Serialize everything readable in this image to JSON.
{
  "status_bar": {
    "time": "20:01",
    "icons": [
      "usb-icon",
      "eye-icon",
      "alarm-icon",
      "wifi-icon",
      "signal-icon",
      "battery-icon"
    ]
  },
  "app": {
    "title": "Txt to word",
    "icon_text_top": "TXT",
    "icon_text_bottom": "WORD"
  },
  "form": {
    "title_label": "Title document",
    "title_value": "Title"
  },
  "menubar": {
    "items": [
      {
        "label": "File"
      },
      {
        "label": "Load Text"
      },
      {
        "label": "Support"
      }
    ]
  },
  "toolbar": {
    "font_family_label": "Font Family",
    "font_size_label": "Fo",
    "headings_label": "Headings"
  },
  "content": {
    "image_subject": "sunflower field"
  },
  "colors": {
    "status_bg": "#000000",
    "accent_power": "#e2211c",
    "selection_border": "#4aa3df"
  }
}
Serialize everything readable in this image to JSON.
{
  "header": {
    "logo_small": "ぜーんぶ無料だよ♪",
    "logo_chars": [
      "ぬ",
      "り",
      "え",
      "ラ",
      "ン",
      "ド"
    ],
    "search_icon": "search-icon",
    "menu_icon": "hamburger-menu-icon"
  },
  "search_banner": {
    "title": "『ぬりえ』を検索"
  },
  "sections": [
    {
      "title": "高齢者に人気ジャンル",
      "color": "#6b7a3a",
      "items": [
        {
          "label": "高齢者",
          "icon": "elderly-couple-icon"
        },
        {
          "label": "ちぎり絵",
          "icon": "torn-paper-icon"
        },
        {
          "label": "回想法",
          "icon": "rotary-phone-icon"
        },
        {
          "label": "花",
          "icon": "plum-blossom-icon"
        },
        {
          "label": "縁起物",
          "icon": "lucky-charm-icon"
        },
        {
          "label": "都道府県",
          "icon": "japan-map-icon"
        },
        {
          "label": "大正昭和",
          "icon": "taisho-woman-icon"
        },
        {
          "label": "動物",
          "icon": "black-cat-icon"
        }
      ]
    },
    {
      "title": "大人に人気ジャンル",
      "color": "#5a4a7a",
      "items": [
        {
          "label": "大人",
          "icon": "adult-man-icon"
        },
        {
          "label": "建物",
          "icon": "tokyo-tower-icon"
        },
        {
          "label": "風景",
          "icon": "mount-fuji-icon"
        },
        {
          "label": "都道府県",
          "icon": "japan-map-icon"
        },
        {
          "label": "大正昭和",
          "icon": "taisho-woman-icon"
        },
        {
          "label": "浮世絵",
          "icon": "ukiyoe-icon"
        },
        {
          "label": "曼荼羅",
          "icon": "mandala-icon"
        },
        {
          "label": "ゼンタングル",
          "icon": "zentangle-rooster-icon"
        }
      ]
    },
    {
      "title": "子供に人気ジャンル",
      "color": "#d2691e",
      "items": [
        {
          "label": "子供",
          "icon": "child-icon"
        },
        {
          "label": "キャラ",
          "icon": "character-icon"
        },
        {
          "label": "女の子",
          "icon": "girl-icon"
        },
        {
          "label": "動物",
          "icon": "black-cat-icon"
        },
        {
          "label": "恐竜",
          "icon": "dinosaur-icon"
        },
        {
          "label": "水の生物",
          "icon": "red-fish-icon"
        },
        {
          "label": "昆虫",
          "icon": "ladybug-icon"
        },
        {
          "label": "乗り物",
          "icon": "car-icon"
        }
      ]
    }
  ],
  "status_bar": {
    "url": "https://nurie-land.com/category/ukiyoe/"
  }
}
+-------+
To do: Show the data once more, exactly as it was written.

Final result:
Serialize everything readable in this image to JSON.
{
  "status_bar": {
    "time": "20:01",
    "icons": [
      "usb-icon",
      "eye-icon",
      "alarm-icon",
      "wifi-icon",
      "signal-icon",
      "battery-icon"
    ]
  },
  "app": {
    "title": "Txt to word",
    "icon_text_top": "TXT",
    "icon_text_bottom": "WORD"
  },
  "form": {
    "title_label": "Title document",
    "title_value": "Title"
  },
  "menubar": {
    "items": [
      {
        "label": "File"
      },
      {
        "label": "Load Text"
      },
      {
        "label": "Support"
      }
    ]
  },
  "toolbar": {
    "font_family_label": "Font Family",
    "font_size_label": "Fo",
    "headings_label": "Headings"
  },
  "content": {
    "image_subject": "sunflower field"
  },
  "colors": {
    "status_bg": "#000000",
    "accent_power": "#e2211c",
    "selection_border": "#4aa3df"
  }
}
Serialize everything readable in this image to JSON.
{
  "header": {
    "logo_small": "ぜーんぶ無料だよ♪",
    "logo_chars": [
      "ぬ",
      "り",
      "え",
      "ラ",
      "ン",
      "ド"
    ],
    "search_icon": "search-icon",
    "menu_icon": "hamburger-menu-icon"
  },
  "search_banner": {
    "title": "『ぬりえ』を検索"
  },
  "sections": [
    {
      "title": "高齢者に人気ジャンル",
      "color": "#6b7a3a",
      "items": [
        {
          "label": "高齢者",
          "icon": "elderly-couple-icon"
        },
        {
          "label": "ちぎり絵",
          "icon": "torn-paper-icon"
        },
        {
          "label": "回想法",
          "icon": "rotary-phone-icon"
        },
        {
          "label": "花",
          "icon": "plum-blossom-icon"
        },
        {
          "label": "縁起物",
          "icon": "lucky-charm-icon"
        },
        {
          "label": "都道府県",
          "icon": "japan-map-icon"
        },
        {
          "label": "大正昭和",
          "icon": "taisho-woman-icon"
        },
        {
          "label": "動物",
          "icon": "black-cat-icon"
        }
      ]
    },
    {
      "title": "大人に人気ジャンル",
      "color": "#5a4a7a",
      "items": [
        {
          "label": "大人",
          "icon": "adult-man-icon"
        },
        {
          "label": "建物",
          "icon": "tokyo-tower-icon"
        },
        {
          "label": "風景",
          "icon": "mount-fuji-icon"
        },
        {
          "label": "都道府県",
          "icon": "japan-map-icon"
        },
        {
          "label": "大正昭和",
          "icon": "taisho-woman-icon"
        },
        {
          "label": "浮世絵",
          "icon": "ukiyoe-icon"
        },
        {
          "label": "曼荼羅",
          "icon": "mandala-icon"
        },
        {
          "label": "ゼンタングル",
          "icon": "zentangle-rooster-icon"
        }
      ]
    },
    {
      "title": "子供に人気ジャンル",
      "color": "#d2691e",
      "items": [
        {
          "label": "子供",
          "icon": "child-icon"
        },
        {
          "label": "キャラ",
          "icon": "character-icon"
        },
        {
          "label": "女の子",
          "icon": "girl-icon"
        },
        {
          "label": "動物",
          "icon": "black-cat-icon"
        },
        {
          "label": "恐竜",
          "icon": "dinosaur-icon"
        },
        {
          "label": "水の生物",
          "icon": "red-fish-icon"
        },
        {
          "label": "昆虫",
          "icon": "ladybug-icon"
        },
        {
          "label": "乗り物",
          "icon": "car-icon"
        }
      ]
    }
  ],
  "status_bar": {
    "url": "https://nurie-land.com/category/ukiyoe/"
  }
}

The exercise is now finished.